start

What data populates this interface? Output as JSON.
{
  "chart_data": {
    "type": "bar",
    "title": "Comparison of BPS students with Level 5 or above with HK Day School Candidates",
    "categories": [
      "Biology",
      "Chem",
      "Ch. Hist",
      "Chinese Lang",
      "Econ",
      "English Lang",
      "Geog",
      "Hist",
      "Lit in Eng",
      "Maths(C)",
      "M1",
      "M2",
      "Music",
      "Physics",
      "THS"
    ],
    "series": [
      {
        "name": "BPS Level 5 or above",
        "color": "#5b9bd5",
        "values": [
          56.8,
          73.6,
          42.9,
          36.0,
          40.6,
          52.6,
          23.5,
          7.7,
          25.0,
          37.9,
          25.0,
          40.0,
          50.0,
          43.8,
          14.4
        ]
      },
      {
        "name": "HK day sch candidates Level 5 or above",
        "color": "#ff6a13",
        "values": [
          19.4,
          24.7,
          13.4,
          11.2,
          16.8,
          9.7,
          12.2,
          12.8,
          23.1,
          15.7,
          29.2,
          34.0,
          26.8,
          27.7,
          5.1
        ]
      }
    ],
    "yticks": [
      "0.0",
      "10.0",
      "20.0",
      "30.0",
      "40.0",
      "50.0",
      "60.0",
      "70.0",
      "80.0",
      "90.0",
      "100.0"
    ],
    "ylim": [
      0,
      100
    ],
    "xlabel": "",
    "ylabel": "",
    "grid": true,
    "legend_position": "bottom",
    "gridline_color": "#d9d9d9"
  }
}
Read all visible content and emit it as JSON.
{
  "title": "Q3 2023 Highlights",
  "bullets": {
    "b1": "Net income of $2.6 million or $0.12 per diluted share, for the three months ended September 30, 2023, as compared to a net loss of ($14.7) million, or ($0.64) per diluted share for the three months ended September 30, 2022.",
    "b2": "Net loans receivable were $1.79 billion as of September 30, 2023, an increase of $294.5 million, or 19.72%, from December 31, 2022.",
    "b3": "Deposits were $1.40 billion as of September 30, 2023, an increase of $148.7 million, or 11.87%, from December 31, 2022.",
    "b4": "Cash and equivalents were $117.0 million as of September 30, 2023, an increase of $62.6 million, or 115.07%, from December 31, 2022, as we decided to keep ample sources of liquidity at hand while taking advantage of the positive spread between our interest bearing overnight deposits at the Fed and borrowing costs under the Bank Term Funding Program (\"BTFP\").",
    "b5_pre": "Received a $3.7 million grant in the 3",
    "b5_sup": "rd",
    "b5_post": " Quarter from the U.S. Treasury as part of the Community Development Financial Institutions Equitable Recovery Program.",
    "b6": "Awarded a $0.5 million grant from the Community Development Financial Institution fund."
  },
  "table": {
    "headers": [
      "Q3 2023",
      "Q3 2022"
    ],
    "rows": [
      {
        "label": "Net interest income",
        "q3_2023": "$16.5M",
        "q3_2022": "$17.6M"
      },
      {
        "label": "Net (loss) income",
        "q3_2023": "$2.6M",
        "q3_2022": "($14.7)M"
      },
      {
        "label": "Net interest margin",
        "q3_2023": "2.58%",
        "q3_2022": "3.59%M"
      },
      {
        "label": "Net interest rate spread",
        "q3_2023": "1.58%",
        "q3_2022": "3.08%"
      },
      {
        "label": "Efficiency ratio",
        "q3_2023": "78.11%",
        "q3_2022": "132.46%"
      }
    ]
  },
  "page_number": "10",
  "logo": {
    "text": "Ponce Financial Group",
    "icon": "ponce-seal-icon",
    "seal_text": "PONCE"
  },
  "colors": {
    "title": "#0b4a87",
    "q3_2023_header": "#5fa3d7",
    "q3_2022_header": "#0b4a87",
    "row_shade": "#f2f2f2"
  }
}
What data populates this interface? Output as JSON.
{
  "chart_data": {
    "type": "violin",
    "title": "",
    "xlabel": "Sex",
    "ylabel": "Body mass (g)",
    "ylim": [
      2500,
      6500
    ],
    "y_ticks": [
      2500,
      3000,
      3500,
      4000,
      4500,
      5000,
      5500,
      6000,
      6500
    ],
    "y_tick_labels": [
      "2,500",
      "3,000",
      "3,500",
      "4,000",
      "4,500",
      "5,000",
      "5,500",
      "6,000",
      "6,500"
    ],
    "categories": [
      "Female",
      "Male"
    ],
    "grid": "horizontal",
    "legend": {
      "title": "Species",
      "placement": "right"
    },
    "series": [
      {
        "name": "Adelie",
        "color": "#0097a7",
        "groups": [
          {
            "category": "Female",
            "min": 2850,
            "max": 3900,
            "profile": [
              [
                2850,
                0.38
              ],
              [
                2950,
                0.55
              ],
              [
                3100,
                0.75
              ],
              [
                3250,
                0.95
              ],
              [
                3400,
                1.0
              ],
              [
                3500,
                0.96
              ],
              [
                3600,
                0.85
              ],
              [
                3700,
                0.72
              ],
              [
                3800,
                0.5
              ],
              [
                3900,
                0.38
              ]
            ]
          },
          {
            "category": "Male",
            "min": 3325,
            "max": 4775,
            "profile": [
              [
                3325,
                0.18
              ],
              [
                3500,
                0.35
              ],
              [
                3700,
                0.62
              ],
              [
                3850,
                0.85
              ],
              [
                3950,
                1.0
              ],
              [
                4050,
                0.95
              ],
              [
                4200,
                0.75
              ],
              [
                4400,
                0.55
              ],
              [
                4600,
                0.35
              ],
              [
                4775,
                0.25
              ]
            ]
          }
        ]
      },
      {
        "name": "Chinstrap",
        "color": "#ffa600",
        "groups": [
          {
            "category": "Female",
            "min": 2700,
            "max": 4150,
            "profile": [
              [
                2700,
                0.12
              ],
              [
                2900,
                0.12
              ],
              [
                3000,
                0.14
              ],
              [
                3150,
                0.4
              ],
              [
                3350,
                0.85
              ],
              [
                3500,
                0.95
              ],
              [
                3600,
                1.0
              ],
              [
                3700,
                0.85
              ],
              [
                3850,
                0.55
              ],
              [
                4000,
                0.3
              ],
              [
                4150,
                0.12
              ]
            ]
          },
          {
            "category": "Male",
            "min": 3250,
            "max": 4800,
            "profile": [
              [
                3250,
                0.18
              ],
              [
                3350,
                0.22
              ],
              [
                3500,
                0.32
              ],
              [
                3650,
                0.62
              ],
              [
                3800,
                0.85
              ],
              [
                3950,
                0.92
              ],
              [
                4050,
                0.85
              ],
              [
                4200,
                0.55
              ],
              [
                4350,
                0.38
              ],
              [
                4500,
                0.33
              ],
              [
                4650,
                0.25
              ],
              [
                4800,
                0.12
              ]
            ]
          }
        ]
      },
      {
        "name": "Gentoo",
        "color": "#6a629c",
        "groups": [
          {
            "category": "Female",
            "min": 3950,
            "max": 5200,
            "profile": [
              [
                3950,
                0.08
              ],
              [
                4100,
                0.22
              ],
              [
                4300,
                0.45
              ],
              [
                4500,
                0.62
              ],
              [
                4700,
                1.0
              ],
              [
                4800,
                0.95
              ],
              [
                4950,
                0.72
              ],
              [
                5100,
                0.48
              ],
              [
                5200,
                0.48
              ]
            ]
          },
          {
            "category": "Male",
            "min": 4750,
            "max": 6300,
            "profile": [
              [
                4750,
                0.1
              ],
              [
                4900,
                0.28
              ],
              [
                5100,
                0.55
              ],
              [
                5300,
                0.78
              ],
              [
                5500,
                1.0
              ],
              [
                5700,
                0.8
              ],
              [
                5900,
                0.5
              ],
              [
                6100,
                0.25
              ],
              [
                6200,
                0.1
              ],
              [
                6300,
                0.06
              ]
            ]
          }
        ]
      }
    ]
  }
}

end

▶ [Goal] Find and count the lines of the data that include the string "Program", and report that figure by itself.

▶ [Result of the task] 2